Job:
Write the data out again, character for character, with no images.

Collection entries:
-*-*-

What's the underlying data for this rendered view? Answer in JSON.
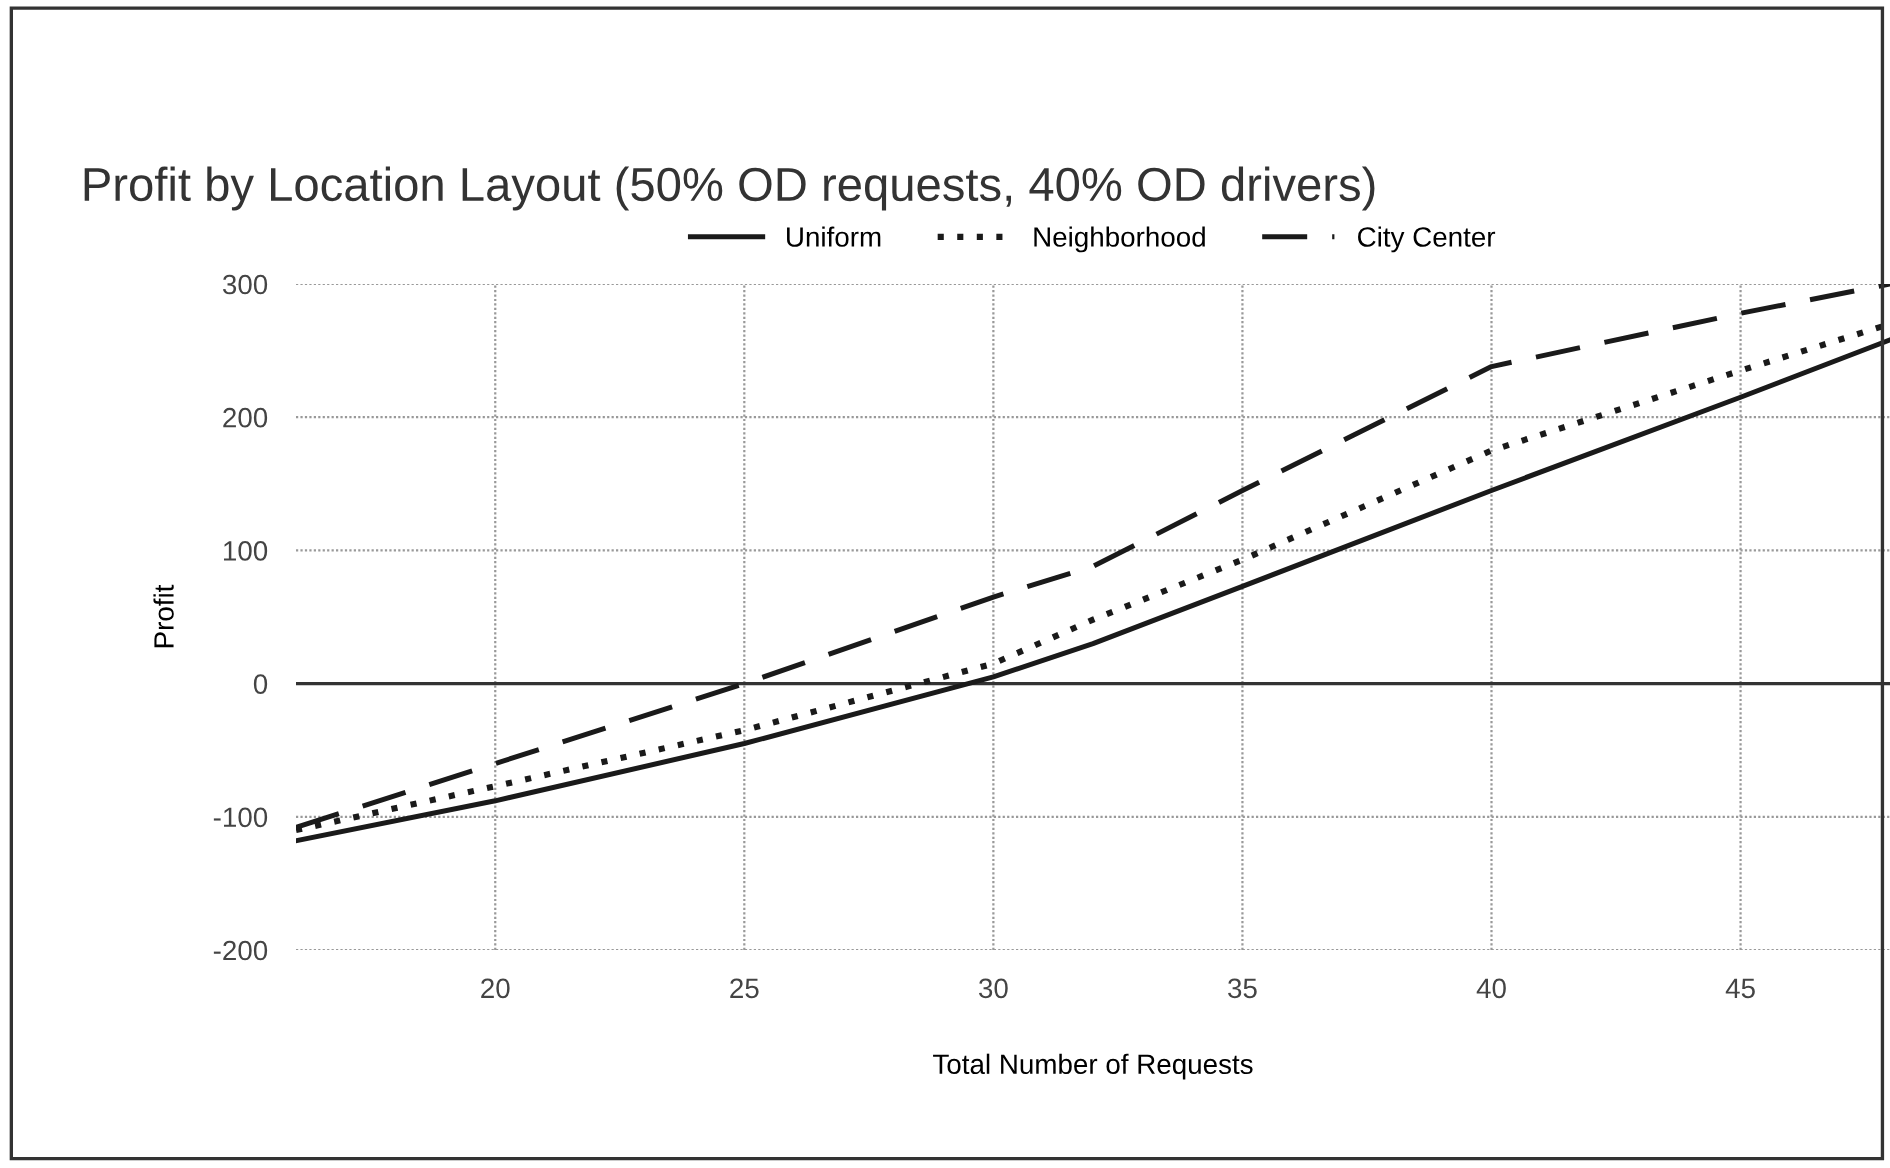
{
  "chart_data": {
    "type": "line",
    "title": "Profit by Location Layout (50% OD requests, 40% OD drivers)",
    "xlabel": "Total Number of Requests",
    "ylabel": "Profit",
    "x": [
      16,
      20,
      25,
      30,
      32,
      35,
      40,
      45,
      48
    ],
    "series": [
      {
        "name": "Uniform",
        "color": "#1a1a1a",
        "line_style": "solid",
        "values": [
          -118,
          -88,
          -45,
          5,
          30,
          73,
          145,
          215,
          258
        ]
      },
      {
        "name": "Neighborhood",
        "color": "#1a1a1a",
        "line_style": "dotted",
        "values": [
          -110,
          -77,
          -35,
          15,
          48,
          93,
          175,
          235,
          270
        ]
      },
      {
        "name": "City Center",
        "color": "#1a1a1a",
        "line_style": "dashed",
        "values": [
          -108,
          -60,
          0,
          65,
          88,
          145,
          238,
          278,
          300
        ]
      }
    ],
    "xlim": [
      16,
      48
    ],
    "xticks": [
      20,
      25,
      30,
      35,
      40,
      45
    ],
    "ylim": [
      -200,
      300
    ],
    "yticks": [
      -200,
      -100,
      0,
      100,
      200,
      300
    ],
    "ref_lines": [
      {
        "axis": "y",
        "value": 0,
        "color": "#333333"
      }
    ],
    "grid": true,
    "legend": "top",
    "marker": "none"
  }
}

-*-*-

The result:
What's the underlying data for this rendered view? Answer in JSON.
{
  "chart_data": {
    "type": "line",
    "title": "Profit by Location Layout (50% OD requests, 40% OD drivers)",
    "xlabel": "Total Number of Requests",
    "ylabel": "Profit",
    "x": [
      16,
      20,
      25,
      30,
      32,
      35,
      40,
      45,
      48
    ],
    "series": [
      {
        "name": "Uniform",
        "color": "#1a1a1a",
        "line_style": "solid",
        "values": [
          -118,
          -88,
          -45,
          5,
          30,
          73,
          145,
          215,
          258
        ]
      },
      {
        "name": "Neighborhood",
        "color": "#1a1a1a",
        "line_style": "dotted",
        "values": [
          -110,
          -77,
          -35,
          15,
          48,
          93,
          175,
          235,
          270
        ]
      },
      {
        "name": "City Center",
        "color": "#1a1a1a",
        "line_style": "dashed",
        "values": [
          -108,
          -60,
          0,
          65,
          88,
          145,
          238,
          278,
          300
        ]
      }
    ],
    "xlim": [
      16,
      48
    ],
    "xticks": [
      20,
      25,
      30,
      35,
      40,
      45
    ],
    "ylim": [
      -200,
      300
    ],
    "yticks": [
      -200,
      -100,
      0,
      100,
      200,
      300
    ],
    "ref_lines": [
      {
        "axis": "y",
        "value": 0,
        "color": "#333333"
      }
    ],
    "grid": true,
    "legend": "top",
    "marker": "none"
  }
}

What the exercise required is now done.